Source material ▸
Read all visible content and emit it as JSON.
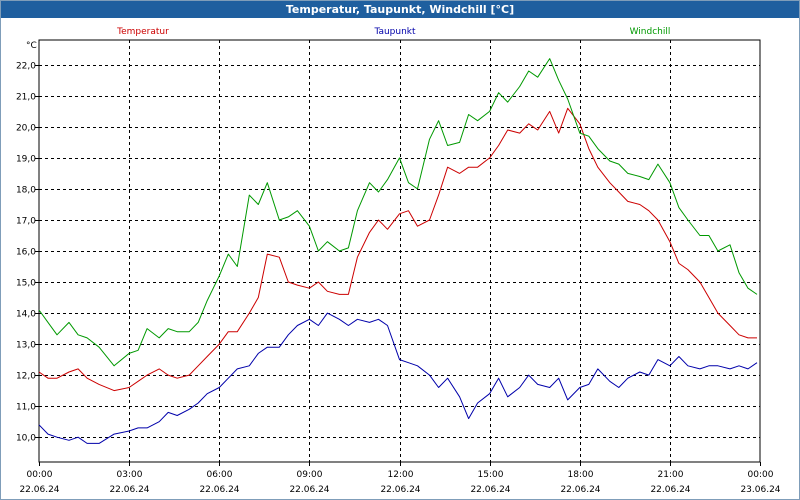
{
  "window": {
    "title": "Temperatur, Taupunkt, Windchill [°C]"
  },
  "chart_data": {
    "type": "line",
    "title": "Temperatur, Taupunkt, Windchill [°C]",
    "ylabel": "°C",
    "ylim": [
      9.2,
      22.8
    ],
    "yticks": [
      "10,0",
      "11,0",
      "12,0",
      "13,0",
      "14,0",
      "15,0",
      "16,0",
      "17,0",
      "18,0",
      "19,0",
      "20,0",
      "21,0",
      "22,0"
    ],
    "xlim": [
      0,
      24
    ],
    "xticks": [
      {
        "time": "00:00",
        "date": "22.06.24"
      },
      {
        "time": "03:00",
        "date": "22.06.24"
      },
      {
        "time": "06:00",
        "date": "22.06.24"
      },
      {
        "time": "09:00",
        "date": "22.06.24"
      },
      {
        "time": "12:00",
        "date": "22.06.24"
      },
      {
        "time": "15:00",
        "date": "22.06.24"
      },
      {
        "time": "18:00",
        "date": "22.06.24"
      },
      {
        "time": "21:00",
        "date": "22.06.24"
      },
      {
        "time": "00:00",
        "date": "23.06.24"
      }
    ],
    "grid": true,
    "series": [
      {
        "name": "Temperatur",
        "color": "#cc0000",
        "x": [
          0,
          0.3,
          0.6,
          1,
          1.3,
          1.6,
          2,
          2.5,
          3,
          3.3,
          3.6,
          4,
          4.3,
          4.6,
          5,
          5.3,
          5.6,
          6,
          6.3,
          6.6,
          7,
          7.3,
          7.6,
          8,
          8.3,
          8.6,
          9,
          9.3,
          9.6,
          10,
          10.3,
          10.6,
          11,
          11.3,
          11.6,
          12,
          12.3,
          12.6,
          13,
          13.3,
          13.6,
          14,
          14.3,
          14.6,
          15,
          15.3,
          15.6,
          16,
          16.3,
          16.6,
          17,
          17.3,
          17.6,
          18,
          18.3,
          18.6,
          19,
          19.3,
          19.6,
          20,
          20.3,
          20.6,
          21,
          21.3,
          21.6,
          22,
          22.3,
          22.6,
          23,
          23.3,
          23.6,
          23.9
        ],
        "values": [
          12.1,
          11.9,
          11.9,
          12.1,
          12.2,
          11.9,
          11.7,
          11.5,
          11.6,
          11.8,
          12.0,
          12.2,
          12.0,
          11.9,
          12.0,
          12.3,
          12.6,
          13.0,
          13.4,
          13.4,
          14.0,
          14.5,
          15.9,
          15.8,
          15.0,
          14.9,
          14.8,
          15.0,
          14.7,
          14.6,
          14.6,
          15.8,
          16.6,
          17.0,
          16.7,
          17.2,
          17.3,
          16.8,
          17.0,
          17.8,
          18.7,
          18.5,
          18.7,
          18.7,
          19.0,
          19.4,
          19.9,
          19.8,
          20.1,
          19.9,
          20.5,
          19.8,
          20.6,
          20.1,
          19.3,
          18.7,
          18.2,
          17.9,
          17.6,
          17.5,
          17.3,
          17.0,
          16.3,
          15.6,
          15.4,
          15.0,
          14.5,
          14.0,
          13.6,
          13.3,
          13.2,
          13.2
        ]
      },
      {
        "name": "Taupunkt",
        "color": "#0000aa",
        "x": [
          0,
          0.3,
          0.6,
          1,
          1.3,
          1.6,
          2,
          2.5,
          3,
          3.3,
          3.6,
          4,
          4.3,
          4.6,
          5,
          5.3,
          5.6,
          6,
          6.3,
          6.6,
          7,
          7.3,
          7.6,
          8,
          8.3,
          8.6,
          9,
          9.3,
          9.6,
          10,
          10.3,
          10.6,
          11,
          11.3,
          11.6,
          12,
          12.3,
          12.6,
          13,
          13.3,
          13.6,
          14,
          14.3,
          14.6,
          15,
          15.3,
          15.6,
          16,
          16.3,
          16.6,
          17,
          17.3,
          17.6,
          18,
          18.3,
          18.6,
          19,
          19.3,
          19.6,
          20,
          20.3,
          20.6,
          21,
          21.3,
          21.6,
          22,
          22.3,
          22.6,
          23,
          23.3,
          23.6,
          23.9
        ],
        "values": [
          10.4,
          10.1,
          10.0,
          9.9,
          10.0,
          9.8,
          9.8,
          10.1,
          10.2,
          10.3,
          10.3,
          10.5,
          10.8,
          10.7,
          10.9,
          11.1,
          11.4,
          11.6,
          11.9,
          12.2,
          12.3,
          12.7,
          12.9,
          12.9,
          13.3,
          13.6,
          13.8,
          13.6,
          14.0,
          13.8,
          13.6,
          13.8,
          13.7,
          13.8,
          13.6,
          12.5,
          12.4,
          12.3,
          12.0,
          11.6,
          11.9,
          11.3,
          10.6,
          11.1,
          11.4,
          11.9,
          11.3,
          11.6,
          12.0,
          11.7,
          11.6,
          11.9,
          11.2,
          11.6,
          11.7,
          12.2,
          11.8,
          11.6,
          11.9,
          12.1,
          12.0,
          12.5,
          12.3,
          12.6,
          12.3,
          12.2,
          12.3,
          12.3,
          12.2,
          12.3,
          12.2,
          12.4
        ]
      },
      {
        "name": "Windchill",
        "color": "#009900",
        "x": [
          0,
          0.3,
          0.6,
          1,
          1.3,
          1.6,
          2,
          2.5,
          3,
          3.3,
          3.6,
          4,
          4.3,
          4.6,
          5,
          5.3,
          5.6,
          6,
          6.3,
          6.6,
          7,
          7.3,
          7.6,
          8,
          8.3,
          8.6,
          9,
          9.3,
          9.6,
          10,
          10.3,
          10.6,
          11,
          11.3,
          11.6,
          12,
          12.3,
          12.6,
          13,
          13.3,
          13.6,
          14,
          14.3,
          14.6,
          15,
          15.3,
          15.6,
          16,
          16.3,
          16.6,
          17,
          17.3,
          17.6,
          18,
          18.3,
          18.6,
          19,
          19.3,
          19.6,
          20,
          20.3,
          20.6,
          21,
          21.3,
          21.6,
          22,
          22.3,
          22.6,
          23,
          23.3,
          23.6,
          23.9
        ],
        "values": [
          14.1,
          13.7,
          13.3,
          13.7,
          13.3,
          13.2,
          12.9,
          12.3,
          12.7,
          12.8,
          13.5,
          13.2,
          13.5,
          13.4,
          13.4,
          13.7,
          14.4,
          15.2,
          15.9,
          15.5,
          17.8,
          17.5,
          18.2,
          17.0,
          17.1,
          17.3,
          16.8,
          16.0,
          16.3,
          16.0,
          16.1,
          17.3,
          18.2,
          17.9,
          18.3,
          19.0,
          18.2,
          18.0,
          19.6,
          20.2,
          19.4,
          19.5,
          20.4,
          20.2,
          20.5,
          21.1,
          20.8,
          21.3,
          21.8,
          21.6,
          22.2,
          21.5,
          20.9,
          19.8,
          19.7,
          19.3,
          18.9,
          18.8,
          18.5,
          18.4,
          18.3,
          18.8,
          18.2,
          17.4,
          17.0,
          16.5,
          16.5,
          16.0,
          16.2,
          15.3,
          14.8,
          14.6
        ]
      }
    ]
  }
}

Problem to work on ▸
An exact transcription of all the entries is required, without the pictures.

The reply ▸
Read all visible content and emit it as JSON.
{
  "window": {
    "title": "Temperatur, Taupunkt, Windchill [°C]"
  },
  "chart_data": {
    "type": "line",
    "title": "Temperatur, Taupunkt, Windchill [°C]",
    "ylabel": "°C",
    "ylim": [
      9.2,
      22.8
    ],
    "yticks": [
      "10,0",
      "11,0",
      "12,0",
      "13,0",
      "14,0",
      "15,0",
      "16,0",
      "17,0",
      "18,0",
      "19,0",
      "20,0",
      "21,0",
      "22,0"
    ],
    "xlim": [
      0,
      24
    ],
    "xticks": [
      {
        "time": "00:00",
        "date": "22.06.24"
      },
      {
        "time": "03:00",
        "date": "22.06.24"
      },
      {
        "time": "06:00",
        "date": "22.06.24"
      },
      {
        "time": "09:00",
        "date": "22.06.24"
      },
      {
        "time": "12:00",
        "date": "22.06.24"
      },
      {
        "time": "15:00",
        "date": "22.06.24"
      },
      {
        "time": "18:00",
        "date": "22.06.24"
      },
      {
        "time": "21:00",
        "date": "22.06.24"
      },
      {
        "time": "00:00",
        "date": "23.06.24"
      }
    ],
    "grid": true,
    "series": [
      {
        "name": "Temperatur",
        "color": "#cc0000",
        "x": [
          0,
          0.3,
          0.6,
          1,
          1.3,
          1.6,
          2,
          2.5,
          3,
          3.3,
          3.6,
          4,
          4.3,
          4.6,
          5,
          5.3,
          5.6,
          6,
          6.3,
          6.6,
          7,
          7.3,
          7.6,
          8,
          8.3,
          8.6,
          9,
          9.3,
          9.6,
          10,
          10.3,
          10.6,
          11,
          11.3,
          11.6,
          12,
          12.3,
          12.6,
          13,
          13.3,
          13.6,
          14,
          14.3,
          14.6,
          15,
          15.3,
          15.6,
          16,
          16.3,
          16.6,
          17,
          17.3,
          17.6,
          18,
          18.3,
          18.6,
          19,
          19.3,
          19.6,
          20,
          20.3,
          20.6,
          21,
          21.3,
          21.6,
          22,
          22.3,
          22.6,
          23,
          23.3,
          23.6,
          23.9
        ],
        "values": [
          12.1,
          11.9,
          11.9,
          12.1,
          12.2,
          11.9,
          11.7,
          11.5,
          11.6,
          11.8,
          12.0,
          12.2,
          12.0,
          11.9,
          12.0,
          12.3,
          12.6,
          13.0,
          13.4,
          13.4,
          14.0,
          14.5,
          15.9,
          15.8,
          15.0,
          14.9,
          14.8,
          15.0,
          14.7,
          14.6,
          14.6,
          15.8,
          16.6,
          17.0,
          16.7,
          17.2,
          17.3,
          16.8,
          17.0,
          17.8,
          18.7,
          18.5,
          18.7,
          18.7,
          19.0,
          19.4,
          19.9,
          19.8,
          20.1,
          19.9,
          20.5,
          19.8,
          20.6,
          20.1,
          19.3,
          18.7,
          18.2,
          17.9,
          17.6,
          17.5,
          17.3,
          17.0,
          16.3,
          15.6,
          15.4,
          15.0,
          14.5,
          14.0,
          13.6,
          13.3,
          13.2,
          13.2
        ]
      },
      {
        "name": "Taupunkt",
        "color": "#0000aa",
        "x": [
          0,
          0.3,
          0.6,
          1,
          1.3,
          1.6,
          2,
          2.5,
          3,
          3.3,
          3.6,
          4,
          4.3,
          4.6,
          5,
          5.3,
          5.6,
          6,
          6.3,
          6.6,
          7,
          7.3,
          7.6,
          8,
          8.3,
          8.6,
          9,
          9.3,
          9.6,
          10,
          10.3,
          10.6,
          11,
          11.3,
          11.6,
          12,
          12.3,
          12.6,
          13,
          13.3,
          13.6,
          14,
          14.3,
          14.6,
          15,
          15.3,
          15.6,
          16,
          16.3,
          16.6,
          17,
          17.3,
          17.6,
          18,
          18.3,
          18.6,
          19,
          19.3,
          19.6,
          20,
          20.3,
          20.6,
          21,
          21.3,
          21.6,
          22,
          22.3,
          22.6,
          23,
          23.3,
          23.6,
          23.9
        ],
        "values": [
          10.4,
          10.1,
          10.0,
          9.9,
          10.0,
          9.8,
          9.8,
          10.1,
          10.2,
          10.3,
          10.3,
          10.5,
          10.8,
          10.7,
          10.9,
          11.1,
          11.4,
          11.6,
          11.9,
          12.2,
          12.3,
          12.7,
          12.9,
          12.9,
          13.3,
          13.6,
          13.8,
          13.6,
          14.0,
          13.8,
          13.6,
          13.8,
          13.7,
          13.8,
          13.6,
          12.5,
          12.4,
          12.3,
          12.0,
          11.6,
          11.9,
          11.3,
          10.6,
          11.1,
          11.4,
          11.9,
          11.3,
          11.6,
          12.0,
          11.7,
          11.6,
          11.9,
          11.2,
          11.6,
          11.7,
          12.2,
          11.8,
          11.6,
          11.9,
          12.1,
          12.0,
          12.5,
          12.3,
          12.6,
          12.3,
          12.2,
          12.3,
          12.3,
          12.2,
          12.3,
          12.2,
          12.4
        ]
      },
      {
        "name": "Windchill",
        "color": "#009900",
        "x": [
          0,
          0.3,
          0.6,
          1,
          1.3,
          1.6,
          2,
          2.5,
          3,
          3.3,
          3.6,
          4,
          4.3,
          4.6,
          5,
          5.3,
          5.6,
          6,
          6.3,
          6.6,
          7,
          7.3,
          7.6,
          8,
          8.3,
          8.6,
          9,
          9.3,
          9.6,
          10,
          10.3,
          10.6,
          11,
          11.3,
          11.6,
          12,
          12.3,
          12.6,
          13,
          13.3,
          13.6,
          14,
          14.3,
          14.6,
          15,
          15.3,
          15.6,
          16,
          16.3,
          16.6,
          17,
          17.3,
          17.6,
          18,
          18.3,
          18.6,
          19,
          19.3,
          19.6,
          20,
          20.3,
          20.6,
          21,
          21.3,
          21.6,
          22,
          22.3,
          22.6,
          23,
          23.3,
          23.6,
          23.9
        ],
        "values": [
          14.1,
          13.7,
          13.3,
          13.7,
          13.3,
          13.2,
          12.9,
          12.3,
          12.7,
          12.8,
          13.5,
          13.2,
          13.5,
          13.4,
          13.4,
          13.7,
          14.4,
          15.2,
          15.9,
          15.5,
          17.8,
          17.5,
          18.2,
          17.0,
          17.1,
          17.3,
          16.8,
          16.0,
          16.3,
          16.0,
          16.1,
          17.3,
          18.2,
          17.9,
          18.3,
          19.0,
          18.2,
          18.0,
          19.6,
          20.2,
          19.4,
          19.5,
          20.4,
          20.2,
          20.5,
          21.1,
          20.8,
          21.3,
          21.8,
          21.6,
          22.2,
          21.5,
          20.9,
          19.8,
          19.7,
          19.3,
          18.9,
          18.8,
          18.5,
          18.4,
          18.3,
          18.8,
          18.2,
          17.4,
          17.0,
          16.5,
          16.5,
          16.0,
          16.2,
          15.3,
          14.8,
          14.6
        ]
      }
    ]
  }
}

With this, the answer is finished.